- Dataset content -
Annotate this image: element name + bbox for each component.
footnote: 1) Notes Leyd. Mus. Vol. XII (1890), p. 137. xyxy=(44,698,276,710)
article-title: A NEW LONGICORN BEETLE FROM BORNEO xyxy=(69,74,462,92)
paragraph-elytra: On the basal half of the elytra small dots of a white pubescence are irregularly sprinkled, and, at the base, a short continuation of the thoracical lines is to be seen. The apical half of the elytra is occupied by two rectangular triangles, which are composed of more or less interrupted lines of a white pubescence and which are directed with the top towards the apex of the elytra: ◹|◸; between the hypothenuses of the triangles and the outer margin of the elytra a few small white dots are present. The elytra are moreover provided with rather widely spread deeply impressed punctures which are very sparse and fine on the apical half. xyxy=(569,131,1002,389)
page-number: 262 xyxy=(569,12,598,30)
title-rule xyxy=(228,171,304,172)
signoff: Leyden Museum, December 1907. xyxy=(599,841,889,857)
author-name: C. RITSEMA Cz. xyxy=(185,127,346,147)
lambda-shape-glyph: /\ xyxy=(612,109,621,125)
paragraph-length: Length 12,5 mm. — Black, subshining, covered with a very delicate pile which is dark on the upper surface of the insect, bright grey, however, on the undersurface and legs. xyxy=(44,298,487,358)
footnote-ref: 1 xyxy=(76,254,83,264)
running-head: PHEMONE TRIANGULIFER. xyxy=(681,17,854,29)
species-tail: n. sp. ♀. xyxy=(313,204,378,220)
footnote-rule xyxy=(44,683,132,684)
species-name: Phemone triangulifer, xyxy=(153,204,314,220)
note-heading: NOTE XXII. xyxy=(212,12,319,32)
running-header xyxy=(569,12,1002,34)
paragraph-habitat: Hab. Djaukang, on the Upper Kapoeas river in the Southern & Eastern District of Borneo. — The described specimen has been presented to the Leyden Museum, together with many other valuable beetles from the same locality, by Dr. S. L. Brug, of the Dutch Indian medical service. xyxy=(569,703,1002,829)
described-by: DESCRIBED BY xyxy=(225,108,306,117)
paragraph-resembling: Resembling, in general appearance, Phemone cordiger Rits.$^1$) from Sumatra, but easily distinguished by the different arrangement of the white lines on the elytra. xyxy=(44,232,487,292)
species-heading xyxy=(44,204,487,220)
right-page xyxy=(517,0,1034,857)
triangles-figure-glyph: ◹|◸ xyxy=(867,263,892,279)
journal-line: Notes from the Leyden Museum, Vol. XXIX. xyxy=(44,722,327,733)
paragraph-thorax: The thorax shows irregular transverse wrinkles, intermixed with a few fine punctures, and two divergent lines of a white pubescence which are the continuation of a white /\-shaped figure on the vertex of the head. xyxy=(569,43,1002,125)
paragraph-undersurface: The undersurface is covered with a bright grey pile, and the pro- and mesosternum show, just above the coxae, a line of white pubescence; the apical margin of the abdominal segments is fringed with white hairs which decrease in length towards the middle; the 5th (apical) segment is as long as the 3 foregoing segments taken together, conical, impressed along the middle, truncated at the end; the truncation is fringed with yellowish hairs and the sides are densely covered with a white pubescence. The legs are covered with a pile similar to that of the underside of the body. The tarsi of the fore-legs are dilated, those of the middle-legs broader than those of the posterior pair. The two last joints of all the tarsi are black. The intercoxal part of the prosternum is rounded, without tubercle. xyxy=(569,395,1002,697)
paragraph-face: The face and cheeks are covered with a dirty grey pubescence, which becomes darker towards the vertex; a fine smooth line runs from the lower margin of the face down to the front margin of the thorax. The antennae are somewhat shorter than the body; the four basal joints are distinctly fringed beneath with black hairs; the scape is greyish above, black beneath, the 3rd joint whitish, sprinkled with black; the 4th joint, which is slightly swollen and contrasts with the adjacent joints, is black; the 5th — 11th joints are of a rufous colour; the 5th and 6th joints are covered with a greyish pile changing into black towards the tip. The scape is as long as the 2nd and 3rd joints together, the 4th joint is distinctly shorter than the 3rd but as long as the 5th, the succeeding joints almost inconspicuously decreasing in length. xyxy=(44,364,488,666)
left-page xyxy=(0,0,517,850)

- Exercise aim -
Output every line of the items, from the start of the items through the line that contains "article-title: A NEW", both included, as a JSON list of strings with one string per line and blank lines omitted.

- Solved exercise -
[
  "Annotate this image: element name + bbox for each component.",
  "footnote: 1) Notes Leyd. Mus. Vol. XII (1890), p. 137. xyxy=(44,698,276,710)",
  "article-title: A NEW LONGICORN BEETLE FROM BORNEO xyxy=(69,74,462,92)"
]